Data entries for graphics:
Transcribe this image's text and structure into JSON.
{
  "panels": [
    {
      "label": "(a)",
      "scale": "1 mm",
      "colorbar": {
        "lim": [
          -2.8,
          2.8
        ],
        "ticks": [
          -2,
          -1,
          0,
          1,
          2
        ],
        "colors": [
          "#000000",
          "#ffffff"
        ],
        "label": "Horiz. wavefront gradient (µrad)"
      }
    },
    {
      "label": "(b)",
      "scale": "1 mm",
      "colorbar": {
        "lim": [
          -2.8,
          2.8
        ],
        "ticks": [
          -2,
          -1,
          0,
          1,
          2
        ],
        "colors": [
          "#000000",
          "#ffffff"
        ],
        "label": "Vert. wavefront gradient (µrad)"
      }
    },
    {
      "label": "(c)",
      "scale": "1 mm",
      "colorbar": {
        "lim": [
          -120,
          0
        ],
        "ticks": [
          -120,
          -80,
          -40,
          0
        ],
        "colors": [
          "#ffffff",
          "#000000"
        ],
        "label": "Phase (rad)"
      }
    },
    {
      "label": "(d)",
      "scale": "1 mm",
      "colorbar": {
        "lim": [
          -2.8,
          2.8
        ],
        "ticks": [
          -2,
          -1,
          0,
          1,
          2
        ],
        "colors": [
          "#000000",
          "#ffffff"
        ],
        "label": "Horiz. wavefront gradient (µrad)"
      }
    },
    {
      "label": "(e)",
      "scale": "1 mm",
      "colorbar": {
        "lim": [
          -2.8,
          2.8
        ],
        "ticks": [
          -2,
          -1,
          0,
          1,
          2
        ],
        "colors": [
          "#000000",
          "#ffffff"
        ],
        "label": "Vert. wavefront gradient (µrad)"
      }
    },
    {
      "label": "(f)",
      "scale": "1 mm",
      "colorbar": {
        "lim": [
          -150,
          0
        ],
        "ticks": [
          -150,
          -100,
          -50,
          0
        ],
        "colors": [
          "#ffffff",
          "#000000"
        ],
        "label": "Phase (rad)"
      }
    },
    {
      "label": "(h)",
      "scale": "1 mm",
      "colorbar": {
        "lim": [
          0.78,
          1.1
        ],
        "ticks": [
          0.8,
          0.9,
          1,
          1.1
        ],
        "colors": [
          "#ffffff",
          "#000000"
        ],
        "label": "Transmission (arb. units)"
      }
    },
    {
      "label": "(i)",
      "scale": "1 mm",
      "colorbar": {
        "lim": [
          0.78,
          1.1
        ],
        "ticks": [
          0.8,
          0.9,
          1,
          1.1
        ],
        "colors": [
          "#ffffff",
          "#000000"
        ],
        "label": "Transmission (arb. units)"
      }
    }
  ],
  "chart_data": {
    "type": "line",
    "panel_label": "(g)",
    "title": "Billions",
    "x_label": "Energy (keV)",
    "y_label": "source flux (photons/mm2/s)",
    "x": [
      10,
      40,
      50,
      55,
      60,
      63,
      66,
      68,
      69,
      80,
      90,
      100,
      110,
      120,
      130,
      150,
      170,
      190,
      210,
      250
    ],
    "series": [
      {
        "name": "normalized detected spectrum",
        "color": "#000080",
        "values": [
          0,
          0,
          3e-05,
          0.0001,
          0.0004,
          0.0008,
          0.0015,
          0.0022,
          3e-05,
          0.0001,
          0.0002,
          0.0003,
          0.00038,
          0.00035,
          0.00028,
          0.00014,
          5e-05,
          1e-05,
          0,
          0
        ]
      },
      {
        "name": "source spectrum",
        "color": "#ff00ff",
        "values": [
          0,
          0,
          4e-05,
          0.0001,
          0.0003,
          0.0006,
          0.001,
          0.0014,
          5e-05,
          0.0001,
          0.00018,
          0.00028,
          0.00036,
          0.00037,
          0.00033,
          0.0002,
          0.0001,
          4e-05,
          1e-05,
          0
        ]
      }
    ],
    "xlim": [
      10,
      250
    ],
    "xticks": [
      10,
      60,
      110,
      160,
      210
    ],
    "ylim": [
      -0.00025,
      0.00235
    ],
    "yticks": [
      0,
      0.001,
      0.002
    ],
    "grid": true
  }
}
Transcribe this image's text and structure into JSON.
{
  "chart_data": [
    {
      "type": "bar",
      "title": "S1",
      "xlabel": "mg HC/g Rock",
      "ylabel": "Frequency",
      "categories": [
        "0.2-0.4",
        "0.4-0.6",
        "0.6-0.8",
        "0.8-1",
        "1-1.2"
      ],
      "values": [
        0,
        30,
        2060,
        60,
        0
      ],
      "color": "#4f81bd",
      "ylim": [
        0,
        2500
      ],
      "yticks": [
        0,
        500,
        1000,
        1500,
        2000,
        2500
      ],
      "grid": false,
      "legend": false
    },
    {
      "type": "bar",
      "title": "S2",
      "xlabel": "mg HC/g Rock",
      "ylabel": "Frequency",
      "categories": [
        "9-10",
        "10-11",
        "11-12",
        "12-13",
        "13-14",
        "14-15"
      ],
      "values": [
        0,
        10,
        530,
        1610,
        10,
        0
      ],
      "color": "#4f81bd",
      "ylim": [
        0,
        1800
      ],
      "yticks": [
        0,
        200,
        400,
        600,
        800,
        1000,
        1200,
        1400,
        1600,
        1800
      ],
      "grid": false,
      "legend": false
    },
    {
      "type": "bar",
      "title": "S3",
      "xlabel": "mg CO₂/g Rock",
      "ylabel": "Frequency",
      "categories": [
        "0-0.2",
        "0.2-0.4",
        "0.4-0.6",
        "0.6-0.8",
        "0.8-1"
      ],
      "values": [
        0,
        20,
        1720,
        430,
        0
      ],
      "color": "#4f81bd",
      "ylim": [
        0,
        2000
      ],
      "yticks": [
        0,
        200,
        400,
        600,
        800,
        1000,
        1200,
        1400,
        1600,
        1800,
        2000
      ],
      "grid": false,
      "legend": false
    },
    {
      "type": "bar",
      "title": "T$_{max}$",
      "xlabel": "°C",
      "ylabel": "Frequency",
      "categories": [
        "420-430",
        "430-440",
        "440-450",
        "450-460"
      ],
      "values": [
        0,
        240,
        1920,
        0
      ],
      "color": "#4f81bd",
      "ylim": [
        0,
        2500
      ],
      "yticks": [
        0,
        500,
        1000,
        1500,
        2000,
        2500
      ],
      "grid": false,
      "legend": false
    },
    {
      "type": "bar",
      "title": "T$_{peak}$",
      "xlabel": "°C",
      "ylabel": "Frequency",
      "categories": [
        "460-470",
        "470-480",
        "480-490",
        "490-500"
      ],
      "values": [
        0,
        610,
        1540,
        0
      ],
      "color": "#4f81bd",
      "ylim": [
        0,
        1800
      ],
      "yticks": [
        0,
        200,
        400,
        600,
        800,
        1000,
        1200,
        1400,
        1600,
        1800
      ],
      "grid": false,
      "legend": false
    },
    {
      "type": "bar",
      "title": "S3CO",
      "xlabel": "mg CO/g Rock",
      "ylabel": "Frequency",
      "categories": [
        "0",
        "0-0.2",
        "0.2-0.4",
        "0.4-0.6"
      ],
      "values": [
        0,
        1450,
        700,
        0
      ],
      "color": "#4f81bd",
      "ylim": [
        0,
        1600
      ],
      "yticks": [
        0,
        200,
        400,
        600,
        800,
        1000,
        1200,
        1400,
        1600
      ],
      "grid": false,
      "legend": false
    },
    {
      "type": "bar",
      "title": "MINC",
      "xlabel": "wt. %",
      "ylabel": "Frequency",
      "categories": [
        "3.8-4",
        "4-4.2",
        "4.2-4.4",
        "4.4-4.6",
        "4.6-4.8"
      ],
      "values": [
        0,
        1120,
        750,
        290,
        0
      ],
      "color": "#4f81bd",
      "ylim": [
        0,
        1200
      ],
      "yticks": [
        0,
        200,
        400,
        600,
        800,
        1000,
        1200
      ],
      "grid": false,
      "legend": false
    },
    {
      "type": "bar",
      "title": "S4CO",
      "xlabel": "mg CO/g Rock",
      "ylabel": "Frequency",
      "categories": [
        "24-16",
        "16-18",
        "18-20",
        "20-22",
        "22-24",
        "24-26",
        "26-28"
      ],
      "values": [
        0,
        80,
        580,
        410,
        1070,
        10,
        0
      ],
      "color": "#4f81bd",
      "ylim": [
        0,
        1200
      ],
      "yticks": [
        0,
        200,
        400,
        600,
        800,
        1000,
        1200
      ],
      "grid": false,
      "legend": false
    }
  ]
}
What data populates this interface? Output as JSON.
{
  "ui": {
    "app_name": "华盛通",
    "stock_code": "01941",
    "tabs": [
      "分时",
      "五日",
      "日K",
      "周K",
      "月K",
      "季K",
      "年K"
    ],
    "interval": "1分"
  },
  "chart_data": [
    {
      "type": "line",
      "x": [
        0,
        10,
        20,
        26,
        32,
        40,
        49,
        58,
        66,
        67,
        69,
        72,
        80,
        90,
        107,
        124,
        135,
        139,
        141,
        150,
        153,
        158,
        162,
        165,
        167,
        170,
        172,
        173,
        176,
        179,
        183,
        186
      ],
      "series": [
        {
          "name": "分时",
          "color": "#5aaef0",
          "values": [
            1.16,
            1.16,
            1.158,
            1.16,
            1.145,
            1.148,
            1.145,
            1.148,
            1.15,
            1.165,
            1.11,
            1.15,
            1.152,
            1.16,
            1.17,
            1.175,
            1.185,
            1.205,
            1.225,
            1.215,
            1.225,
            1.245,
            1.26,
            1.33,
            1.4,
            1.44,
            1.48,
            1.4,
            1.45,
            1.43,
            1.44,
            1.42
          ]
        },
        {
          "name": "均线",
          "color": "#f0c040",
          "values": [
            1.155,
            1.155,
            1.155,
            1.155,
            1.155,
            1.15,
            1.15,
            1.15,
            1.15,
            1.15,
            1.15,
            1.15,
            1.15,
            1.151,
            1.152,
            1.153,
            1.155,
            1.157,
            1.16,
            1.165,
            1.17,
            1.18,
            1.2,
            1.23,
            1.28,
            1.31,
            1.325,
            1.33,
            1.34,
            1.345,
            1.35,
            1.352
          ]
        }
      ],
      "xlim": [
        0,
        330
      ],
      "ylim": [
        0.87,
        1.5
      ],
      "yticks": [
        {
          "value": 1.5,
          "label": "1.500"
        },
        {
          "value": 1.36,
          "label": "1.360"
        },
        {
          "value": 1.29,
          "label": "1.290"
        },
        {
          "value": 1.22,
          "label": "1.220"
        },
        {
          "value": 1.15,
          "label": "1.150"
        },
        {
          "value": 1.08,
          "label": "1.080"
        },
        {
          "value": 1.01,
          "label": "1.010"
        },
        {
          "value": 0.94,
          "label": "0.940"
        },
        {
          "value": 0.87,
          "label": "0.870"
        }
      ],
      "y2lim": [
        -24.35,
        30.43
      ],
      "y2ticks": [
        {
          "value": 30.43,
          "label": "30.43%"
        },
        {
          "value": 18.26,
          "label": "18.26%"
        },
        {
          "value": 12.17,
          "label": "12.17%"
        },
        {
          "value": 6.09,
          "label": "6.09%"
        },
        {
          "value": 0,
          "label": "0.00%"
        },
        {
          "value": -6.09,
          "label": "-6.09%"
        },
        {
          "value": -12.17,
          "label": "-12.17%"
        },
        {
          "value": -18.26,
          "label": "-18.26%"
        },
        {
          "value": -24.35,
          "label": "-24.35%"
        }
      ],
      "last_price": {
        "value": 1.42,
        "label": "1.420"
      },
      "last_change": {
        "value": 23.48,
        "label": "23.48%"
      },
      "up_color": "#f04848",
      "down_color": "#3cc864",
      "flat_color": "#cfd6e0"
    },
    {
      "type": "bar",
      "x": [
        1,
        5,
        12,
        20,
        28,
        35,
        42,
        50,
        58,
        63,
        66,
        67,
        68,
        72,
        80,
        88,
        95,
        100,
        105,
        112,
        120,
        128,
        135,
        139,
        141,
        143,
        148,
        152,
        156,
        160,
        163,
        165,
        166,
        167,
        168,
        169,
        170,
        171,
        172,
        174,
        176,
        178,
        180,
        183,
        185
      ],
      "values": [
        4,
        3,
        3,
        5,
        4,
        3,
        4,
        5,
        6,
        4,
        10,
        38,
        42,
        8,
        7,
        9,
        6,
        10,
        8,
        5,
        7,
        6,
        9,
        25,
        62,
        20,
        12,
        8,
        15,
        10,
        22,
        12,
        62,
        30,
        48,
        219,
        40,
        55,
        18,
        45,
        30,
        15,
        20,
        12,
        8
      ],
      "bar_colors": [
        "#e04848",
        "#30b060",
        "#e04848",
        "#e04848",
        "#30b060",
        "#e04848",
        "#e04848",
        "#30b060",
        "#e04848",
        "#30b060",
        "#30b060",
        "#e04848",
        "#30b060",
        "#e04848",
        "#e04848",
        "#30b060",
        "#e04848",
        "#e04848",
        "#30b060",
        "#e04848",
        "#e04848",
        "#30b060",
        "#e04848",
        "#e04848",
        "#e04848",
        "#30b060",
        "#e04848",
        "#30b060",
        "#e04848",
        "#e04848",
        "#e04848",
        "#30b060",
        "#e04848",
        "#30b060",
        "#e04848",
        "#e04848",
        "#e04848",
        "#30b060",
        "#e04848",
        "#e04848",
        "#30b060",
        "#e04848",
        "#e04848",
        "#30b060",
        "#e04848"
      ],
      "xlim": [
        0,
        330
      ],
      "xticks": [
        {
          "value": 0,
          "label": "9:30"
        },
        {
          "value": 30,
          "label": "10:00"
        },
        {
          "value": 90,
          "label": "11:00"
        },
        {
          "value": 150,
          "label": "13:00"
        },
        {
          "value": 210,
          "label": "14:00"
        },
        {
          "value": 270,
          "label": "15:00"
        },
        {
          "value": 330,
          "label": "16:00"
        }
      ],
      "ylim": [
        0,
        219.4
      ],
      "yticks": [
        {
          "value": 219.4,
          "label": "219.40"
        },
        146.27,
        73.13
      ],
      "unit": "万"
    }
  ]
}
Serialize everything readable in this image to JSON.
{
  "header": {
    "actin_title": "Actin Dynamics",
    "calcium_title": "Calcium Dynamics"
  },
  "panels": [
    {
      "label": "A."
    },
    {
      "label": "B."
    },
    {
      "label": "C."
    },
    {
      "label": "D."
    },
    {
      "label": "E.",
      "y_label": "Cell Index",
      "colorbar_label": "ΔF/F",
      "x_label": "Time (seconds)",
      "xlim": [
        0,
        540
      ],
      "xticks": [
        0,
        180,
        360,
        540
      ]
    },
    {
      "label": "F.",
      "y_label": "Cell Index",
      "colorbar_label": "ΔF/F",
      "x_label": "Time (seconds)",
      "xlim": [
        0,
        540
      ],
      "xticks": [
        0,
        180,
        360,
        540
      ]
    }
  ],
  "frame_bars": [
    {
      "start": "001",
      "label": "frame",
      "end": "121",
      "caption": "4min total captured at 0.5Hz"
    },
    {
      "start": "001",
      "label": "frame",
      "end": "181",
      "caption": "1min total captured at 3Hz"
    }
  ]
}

### REQUIREMENTS
Identify the lines of the data that contain the word "Dynamics". Copy each of them.

### OUTPUT
    "actin_title": "Actin Dynamics",
    "calcium_title": "Calcium Dynamics"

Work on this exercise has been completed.